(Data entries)
— START —
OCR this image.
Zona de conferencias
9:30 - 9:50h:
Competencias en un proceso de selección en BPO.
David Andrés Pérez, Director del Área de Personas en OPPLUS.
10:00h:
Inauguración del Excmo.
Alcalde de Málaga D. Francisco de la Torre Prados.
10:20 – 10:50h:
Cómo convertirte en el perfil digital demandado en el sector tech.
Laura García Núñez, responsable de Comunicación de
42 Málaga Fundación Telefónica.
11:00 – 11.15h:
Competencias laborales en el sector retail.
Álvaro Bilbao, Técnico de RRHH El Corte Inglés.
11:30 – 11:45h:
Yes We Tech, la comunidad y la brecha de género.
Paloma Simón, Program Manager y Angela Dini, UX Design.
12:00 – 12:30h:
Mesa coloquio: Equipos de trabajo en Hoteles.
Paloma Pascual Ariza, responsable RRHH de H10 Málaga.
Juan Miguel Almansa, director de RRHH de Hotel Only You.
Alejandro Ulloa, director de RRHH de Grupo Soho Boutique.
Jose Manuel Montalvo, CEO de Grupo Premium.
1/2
— END —
§ **WHAT TO PRODUCE**:
In the entries above, identify every line with the string "Grupo".

§ **RESULT**:
Alejandro Ulloa, director de RRHH de Grupo Soho Boutique.
Jose Manuel Montalvo, CEO de Grupo Premium.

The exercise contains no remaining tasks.